**WHAT IS NEEDED:** Count every line below that contains "JSON", then state the total with no other output.

-- BEGIN --

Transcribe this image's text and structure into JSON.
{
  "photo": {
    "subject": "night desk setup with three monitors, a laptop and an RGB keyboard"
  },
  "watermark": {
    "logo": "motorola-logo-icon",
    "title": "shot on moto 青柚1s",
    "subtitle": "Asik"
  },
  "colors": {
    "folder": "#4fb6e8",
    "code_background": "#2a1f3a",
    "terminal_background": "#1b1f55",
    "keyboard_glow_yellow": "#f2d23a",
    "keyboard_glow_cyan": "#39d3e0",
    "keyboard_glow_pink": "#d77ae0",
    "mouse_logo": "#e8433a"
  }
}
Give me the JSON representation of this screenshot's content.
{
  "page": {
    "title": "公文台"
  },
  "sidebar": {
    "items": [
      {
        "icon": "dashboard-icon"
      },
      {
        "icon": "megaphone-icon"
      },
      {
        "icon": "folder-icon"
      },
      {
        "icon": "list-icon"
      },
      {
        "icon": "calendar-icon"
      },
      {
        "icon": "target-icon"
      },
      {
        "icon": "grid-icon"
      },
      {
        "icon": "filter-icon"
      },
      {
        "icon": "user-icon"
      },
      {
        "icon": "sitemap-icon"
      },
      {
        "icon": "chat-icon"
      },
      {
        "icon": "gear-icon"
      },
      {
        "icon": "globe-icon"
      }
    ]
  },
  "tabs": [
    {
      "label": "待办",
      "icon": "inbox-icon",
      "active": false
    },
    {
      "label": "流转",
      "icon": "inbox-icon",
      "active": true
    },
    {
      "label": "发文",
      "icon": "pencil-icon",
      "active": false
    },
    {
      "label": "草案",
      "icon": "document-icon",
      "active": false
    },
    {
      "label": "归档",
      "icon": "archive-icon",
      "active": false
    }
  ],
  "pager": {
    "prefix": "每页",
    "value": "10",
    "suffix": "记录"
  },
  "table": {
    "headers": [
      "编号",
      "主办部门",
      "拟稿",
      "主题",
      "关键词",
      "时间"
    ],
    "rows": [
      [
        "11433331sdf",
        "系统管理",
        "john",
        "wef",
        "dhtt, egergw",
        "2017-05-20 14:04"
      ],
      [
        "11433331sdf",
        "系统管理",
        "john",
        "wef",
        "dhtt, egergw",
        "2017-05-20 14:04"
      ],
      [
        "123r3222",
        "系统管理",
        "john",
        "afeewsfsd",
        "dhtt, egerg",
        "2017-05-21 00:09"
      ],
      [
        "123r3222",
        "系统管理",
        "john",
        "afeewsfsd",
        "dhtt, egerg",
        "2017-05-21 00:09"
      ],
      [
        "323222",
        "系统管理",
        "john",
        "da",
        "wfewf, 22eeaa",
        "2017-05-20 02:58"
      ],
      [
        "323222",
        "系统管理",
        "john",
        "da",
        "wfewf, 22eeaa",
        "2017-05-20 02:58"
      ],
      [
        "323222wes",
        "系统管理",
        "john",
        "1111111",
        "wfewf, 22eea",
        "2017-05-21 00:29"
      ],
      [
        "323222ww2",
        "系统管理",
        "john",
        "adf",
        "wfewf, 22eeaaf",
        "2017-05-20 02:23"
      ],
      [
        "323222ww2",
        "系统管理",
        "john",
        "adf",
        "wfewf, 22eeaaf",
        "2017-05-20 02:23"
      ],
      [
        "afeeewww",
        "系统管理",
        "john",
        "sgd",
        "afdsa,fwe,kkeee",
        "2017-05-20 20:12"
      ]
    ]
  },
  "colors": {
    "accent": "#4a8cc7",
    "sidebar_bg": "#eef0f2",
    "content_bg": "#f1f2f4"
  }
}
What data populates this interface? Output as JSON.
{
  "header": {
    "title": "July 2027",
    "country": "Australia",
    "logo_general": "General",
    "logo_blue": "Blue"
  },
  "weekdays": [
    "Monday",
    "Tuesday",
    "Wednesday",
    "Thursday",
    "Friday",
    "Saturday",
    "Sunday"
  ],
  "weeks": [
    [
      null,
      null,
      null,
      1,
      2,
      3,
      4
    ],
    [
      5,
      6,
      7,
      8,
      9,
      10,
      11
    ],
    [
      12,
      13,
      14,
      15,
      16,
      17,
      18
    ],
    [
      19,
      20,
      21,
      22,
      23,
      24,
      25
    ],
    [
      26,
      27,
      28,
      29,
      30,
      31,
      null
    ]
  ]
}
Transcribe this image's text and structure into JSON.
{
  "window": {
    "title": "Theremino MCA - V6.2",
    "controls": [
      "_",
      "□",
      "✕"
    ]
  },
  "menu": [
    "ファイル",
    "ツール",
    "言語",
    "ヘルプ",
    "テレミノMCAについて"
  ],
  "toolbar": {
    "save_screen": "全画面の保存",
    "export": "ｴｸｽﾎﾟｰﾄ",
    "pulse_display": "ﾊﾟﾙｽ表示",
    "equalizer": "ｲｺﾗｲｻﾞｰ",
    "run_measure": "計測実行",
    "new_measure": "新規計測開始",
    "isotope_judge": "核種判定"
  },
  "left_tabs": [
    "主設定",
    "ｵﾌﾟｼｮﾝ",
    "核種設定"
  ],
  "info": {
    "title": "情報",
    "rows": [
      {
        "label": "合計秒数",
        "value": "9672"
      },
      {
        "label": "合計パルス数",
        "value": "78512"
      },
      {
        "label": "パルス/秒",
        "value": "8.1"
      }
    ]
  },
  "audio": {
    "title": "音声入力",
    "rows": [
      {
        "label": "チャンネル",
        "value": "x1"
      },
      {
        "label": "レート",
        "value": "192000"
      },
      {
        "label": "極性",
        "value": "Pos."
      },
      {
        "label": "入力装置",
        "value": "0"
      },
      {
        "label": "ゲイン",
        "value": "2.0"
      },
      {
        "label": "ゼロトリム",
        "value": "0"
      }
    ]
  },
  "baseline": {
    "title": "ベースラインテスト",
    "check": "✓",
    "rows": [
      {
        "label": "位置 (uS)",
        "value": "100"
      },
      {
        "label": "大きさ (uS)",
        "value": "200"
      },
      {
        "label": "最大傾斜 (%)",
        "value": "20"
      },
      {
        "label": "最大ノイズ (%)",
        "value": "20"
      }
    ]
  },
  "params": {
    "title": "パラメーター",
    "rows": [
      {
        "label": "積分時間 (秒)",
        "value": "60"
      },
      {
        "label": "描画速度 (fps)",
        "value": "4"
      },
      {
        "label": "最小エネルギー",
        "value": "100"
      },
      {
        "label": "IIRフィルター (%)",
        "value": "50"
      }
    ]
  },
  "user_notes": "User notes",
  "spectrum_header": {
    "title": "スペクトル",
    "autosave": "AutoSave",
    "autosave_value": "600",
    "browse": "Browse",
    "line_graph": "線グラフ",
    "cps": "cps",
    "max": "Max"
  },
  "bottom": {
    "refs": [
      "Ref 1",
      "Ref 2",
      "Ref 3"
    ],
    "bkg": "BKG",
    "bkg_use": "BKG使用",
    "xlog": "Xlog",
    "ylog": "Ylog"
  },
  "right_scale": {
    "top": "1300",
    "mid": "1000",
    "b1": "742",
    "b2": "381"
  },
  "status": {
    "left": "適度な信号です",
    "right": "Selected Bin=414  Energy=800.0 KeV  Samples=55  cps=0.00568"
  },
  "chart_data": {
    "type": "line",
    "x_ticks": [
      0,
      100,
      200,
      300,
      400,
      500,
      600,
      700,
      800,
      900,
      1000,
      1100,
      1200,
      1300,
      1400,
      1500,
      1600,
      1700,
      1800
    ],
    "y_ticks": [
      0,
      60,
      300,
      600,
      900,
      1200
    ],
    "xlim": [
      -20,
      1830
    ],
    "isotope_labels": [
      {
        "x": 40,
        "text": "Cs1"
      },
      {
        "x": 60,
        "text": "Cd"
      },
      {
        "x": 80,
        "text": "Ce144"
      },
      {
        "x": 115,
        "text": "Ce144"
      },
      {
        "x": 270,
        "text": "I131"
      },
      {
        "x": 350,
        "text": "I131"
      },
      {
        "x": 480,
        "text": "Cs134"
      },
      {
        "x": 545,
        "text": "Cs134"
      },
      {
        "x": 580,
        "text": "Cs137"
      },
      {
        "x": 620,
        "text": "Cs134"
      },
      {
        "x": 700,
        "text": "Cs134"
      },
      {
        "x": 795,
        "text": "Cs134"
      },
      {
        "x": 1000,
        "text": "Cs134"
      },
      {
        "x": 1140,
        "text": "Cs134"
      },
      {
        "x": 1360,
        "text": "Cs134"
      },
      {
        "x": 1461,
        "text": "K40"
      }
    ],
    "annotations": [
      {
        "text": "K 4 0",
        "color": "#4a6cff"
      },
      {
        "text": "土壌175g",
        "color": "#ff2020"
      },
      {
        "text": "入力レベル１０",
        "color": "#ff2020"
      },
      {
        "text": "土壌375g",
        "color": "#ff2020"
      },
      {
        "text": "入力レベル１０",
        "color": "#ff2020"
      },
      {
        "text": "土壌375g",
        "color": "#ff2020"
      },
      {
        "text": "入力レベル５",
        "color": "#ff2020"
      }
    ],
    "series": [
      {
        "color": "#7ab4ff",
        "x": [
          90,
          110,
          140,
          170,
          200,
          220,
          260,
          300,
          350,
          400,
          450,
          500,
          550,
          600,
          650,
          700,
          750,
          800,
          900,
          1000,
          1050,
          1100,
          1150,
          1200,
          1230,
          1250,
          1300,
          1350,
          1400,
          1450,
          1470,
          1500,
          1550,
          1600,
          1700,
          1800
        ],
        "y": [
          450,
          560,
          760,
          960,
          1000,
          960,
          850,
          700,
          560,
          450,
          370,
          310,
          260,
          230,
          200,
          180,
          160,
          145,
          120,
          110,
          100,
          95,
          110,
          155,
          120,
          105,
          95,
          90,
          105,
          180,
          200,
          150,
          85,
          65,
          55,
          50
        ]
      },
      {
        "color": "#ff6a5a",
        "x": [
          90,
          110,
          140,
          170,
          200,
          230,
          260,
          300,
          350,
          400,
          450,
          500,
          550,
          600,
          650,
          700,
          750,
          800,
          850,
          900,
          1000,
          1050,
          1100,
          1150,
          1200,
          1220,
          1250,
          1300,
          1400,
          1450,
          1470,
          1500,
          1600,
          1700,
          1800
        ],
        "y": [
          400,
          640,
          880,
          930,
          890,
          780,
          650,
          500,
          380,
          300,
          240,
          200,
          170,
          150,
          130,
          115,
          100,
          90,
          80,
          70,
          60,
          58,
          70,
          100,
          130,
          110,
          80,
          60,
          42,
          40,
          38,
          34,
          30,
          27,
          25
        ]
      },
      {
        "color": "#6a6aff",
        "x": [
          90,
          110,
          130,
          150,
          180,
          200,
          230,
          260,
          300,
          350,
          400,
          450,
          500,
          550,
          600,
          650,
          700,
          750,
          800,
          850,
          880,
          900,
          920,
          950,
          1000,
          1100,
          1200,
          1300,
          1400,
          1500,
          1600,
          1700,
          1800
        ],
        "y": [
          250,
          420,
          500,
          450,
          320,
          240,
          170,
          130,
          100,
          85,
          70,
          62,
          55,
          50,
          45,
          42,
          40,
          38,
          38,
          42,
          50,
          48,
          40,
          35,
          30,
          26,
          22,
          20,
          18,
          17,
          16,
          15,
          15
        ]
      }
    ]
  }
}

-- END --

**FINAL RESULT:** 4